> _YOUR INSTRUCTIONS_:
Rewrite the stretch from "q6-label-c: C (99, 374, 108, 387)" through "q6-stem: 6. 如图, 在⊙O中, ∠CDB", swapping "interactable" for "clickable" and leaving everything else unchanged.

(Stored data)
══════
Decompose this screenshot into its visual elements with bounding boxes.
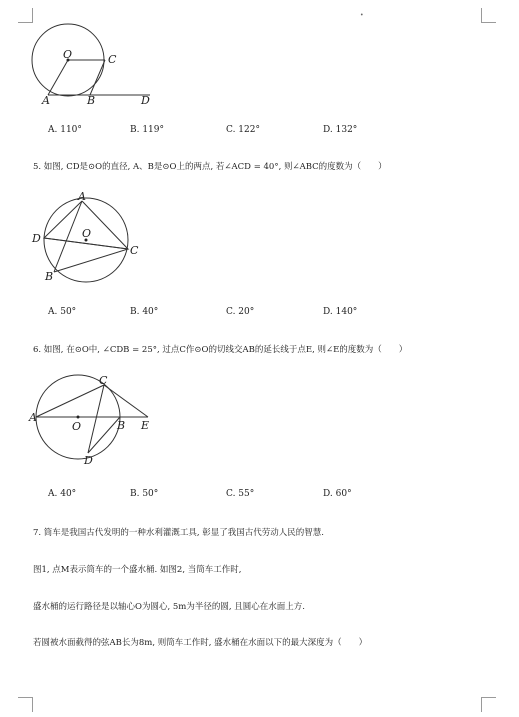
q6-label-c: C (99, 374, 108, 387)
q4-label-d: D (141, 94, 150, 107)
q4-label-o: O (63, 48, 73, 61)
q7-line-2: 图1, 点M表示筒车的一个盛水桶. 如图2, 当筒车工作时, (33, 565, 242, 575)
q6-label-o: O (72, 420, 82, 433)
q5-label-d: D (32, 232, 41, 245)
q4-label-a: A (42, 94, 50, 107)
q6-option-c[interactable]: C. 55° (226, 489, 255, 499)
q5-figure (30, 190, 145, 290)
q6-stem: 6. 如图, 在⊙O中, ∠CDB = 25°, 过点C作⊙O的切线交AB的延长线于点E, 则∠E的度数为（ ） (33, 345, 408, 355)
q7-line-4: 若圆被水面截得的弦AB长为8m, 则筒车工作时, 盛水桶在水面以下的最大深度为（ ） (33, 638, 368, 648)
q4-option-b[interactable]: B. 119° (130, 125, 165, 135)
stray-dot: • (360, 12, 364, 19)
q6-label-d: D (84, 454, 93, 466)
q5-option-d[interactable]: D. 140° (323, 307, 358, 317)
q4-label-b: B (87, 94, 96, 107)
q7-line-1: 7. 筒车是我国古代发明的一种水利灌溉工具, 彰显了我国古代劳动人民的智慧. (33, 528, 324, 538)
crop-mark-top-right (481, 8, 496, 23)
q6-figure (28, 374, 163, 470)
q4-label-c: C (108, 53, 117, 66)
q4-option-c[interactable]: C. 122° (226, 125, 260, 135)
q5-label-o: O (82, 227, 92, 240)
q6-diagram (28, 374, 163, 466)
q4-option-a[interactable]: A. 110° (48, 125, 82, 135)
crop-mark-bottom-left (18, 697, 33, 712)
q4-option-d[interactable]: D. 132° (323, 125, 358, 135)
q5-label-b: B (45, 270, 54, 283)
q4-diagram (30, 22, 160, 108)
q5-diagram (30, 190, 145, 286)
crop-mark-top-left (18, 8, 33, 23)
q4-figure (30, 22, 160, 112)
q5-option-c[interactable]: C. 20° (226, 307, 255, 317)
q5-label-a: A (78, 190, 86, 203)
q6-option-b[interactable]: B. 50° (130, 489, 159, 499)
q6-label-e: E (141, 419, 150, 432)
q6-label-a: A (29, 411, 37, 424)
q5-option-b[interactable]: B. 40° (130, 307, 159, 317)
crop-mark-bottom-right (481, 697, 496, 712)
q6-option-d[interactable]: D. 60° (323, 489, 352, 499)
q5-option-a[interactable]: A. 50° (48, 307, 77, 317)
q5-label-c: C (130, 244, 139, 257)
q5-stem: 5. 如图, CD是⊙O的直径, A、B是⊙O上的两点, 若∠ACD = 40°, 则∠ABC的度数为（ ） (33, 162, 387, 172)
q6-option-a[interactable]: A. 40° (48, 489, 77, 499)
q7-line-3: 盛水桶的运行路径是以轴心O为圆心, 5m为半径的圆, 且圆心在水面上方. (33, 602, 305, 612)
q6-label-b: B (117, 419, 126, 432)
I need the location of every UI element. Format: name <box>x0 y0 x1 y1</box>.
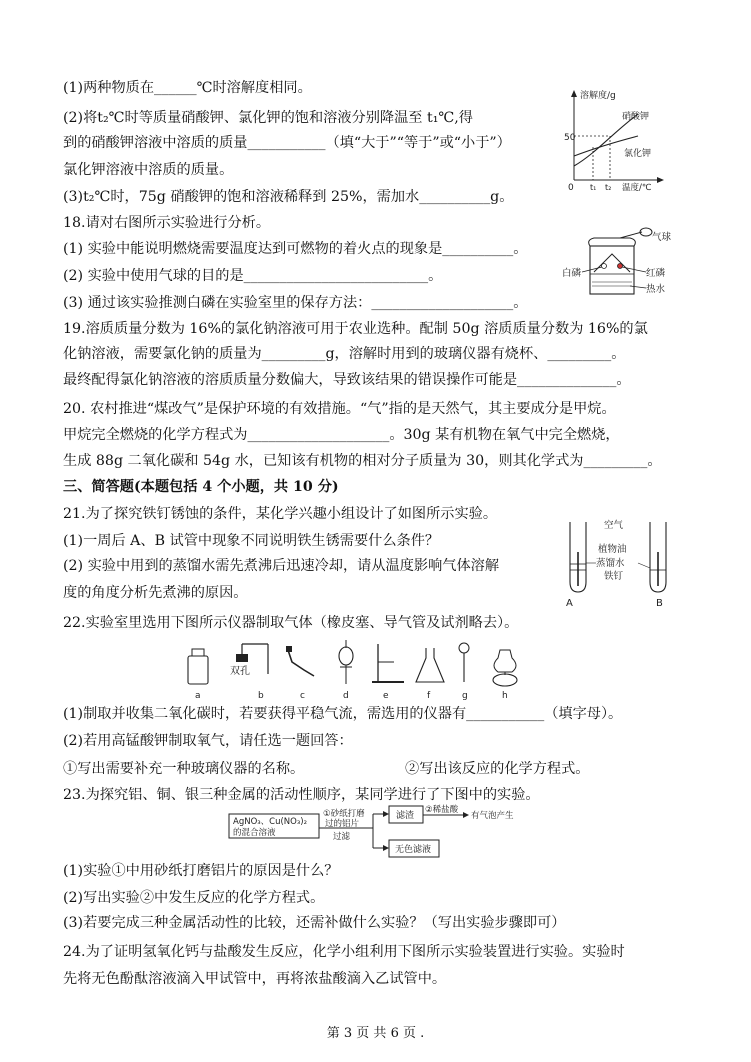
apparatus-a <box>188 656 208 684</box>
══════
> _EXERCISE SOLUTION_:
q6-label-c: C (99, 374, 108, 387)
q4-label-d: D (141, 94, 150, 107)
q4-label-o: O (63, 48, 73, 61)
q7-line-2: 图1, 点M表示筒车的一个盛水桶. 如图2, 当筒车工作时, (33, 565, 242, 575)
q6-label-o: O (72, 420, 82, 433)
q5-label-d: D (32, 232, 41, 245)
q4-label-a: A (42, 94, 50, 107)
q6-option-c[clickable]: C. 55° (226, 489, 255, 499)
q5-figure (30, 190, 145, 290)
q6-stem: 6. 如图, 在⊙O中, ∠CDB = 25°, 过点C作⊙O的切线交AB的延长线于点E, 则∠E的度数为（ ） (33, 345, 408, 355)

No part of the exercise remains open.